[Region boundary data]
* Start *

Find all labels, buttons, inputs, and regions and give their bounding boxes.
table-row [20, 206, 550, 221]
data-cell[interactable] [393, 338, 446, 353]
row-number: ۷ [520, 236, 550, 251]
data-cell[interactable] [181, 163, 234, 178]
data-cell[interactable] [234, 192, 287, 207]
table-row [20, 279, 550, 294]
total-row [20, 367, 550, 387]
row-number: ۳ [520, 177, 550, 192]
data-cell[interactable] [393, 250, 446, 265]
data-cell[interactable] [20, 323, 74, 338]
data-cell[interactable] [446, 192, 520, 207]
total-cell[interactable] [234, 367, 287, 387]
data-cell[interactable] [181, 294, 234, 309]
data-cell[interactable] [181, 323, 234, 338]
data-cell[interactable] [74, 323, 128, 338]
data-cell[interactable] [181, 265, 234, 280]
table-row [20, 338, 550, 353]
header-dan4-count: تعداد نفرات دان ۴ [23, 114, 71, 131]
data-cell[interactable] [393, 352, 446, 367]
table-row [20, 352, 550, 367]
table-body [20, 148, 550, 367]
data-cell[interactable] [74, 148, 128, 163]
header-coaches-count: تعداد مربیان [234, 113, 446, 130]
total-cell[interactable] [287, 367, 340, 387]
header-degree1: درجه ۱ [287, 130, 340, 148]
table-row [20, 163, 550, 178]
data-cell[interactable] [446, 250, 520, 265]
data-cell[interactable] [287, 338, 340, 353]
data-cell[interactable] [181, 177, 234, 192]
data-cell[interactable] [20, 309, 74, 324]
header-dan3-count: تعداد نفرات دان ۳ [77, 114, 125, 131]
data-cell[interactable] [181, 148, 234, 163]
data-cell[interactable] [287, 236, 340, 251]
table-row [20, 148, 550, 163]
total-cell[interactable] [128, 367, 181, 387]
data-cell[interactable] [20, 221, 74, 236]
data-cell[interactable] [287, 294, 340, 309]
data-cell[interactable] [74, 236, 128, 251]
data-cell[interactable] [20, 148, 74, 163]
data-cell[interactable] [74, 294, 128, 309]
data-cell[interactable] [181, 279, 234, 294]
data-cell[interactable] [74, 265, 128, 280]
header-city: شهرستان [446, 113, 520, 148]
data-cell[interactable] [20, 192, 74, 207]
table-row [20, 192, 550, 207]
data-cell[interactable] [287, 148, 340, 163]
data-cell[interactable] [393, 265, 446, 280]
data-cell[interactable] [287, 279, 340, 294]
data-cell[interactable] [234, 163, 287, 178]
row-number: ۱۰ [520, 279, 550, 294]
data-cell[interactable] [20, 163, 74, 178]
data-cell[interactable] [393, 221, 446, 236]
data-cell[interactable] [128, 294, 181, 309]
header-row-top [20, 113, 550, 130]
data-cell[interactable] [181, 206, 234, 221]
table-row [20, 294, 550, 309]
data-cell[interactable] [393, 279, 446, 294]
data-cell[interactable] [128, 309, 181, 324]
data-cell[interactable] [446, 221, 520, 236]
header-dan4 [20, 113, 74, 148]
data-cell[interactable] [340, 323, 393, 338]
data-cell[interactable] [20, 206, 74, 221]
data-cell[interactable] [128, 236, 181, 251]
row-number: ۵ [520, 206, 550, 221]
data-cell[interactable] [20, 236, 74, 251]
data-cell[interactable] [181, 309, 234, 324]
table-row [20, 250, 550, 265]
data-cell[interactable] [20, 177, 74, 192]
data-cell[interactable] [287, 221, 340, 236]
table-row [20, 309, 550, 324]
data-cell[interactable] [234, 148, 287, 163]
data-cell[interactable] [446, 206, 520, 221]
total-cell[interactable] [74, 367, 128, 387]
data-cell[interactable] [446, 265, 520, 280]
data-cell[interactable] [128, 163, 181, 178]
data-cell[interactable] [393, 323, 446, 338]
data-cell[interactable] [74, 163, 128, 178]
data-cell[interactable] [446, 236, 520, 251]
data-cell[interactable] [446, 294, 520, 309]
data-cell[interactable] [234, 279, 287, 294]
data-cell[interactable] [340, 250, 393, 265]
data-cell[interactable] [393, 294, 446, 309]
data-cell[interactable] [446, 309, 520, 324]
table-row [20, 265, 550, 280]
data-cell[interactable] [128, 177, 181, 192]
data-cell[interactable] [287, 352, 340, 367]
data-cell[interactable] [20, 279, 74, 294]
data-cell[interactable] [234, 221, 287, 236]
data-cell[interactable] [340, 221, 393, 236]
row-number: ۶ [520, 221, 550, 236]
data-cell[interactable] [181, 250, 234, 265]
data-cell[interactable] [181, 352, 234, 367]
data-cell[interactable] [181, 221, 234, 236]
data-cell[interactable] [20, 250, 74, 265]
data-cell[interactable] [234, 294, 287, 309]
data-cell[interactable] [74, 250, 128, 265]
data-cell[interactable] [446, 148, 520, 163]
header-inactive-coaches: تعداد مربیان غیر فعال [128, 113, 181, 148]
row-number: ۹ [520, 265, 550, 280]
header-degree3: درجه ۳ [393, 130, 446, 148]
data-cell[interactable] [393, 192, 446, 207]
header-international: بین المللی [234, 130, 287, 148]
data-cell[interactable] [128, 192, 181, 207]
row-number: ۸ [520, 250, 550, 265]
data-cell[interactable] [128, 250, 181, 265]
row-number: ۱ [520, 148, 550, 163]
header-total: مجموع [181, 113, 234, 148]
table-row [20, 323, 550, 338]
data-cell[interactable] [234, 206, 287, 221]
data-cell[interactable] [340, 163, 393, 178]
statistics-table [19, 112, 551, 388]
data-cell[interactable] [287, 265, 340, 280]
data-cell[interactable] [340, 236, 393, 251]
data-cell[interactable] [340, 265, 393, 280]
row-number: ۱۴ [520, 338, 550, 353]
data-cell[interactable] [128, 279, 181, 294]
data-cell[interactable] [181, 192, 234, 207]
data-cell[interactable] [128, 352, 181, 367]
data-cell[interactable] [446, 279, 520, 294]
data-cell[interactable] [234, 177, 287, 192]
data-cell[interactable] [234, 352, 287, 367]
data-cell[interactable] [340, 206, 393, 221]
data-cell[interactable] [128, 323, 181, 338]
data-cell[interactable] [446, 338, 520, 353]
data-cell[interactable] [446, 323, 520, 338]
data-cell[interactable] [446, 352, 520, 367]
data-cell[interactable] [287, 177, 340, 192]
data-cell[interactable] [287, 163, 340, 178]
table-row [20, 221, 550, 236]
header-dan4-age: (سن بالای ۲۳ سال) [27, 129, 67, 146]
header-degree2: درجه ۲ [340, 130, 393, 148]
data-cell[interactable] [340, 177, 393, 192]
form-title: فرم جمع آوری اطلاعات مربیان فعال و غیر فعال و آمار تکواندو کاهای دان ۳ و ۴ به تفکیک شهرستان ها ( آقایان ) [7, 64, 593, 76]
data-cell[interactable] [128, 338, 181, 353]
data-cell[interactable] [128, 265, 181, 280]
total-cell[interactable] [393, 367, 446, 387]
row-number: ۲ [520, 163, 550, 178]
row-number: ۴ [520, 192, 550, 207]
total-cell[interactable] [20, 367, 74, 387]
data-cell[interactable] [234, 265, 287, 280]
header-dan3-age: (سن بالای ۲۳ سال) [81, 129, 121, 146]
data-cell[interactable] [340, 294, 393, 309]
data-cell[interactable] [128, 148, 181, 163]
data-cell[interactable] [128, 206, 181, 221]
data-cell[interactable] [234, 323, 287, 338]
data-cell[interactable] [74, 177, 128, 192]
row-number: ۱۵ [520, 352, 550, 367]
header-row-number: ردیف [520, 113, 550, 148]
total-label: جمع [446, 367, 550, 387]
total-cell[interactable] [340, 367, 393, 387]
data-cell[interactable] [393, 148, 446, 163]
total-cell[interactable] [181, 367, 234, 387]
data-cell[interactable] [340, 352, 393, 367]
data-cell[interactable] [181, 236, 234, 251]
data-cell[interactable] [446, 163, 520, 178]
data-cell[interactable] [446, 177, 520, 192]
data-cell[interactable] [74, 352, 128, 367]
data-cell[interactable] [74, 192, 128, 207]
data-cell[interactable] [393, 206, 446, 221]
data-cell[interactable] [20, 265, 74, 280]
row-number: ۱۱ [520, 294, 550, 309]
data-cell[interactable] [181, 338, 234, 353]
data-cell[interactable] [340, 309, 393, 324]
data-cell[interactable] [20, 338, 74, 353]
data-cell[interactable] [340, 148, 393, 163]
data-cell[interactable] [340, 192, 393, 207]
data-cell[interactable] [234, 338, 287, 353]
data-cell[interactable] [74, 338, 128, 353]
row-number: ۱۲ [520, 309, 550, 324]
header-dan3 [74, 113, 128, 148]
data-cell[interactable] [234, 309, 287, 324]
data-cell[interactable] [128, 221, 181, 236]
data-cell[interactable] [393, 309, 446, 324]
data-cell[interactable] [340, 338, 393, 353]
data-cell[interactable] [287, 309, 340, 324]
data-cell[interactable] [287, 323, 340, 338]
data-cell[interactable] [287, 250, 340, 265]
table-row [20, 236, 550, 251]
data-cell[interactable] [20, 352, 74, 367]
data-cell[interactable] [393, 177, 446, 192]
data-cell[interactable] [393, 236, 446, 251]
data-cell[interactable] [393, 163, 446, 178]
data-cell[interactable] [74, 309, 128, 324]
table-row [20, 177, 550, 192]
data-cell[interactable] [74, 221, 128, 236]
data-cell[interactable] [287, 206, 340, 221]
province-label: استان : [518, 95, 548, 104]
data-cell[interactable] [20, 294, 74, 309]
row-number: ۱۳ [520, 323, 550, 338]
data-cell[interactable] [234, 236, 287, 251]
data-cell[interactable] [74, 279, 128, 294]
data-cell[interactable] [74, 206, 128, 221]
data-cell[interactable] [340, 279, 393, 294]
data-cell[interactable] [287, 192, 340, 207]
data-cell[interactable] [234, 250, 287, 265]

* End *

Objective.
Write out the lines from the first one through the line that contains "data-cell[interactable] [393, 352, 446, 367]", keeping both of those lines and changing nothing.

Exercise solution.
Find all labels, buttons, inputs, and regions and give their bounding boxes.
table-row [20, 206, 550, 221]
data-cell[interactable] [393, 338, 446, 353]
row-number: ۷ [520, 236, 550, 251]
data-cell[interactable] [181, 163, 234, 178]
data-cell[interactable] [234, 192, 287, 207]
table-row [20, 279, 550, 294]
total-row [20, 367, 550, 387]
row-number: ۳ [520, 177, 550, 192]
data-cell[interactable] [393, 250, 446, 265]
data-cell[interactable] [20, 323, 74, 338]
data-cell[interactable] [446, 192, 520, 207]
total-cell[interactable] [234, 367, 287, 387]
data-cell[interactable] [181, 294, 234, 309]
data-cell[interactable] [181, 323, 234, 338]
data-cell[interactable] [74, 323, 128, 338]
data-cell[interactable] [181, 265, 234, 280]
table-row [20, 338, 550, 353]
header-dan4-count: تعداد نفرات دان ۴ [23, 114, 71, 131]
data-cell[interactable] [393, 352, 446, 367]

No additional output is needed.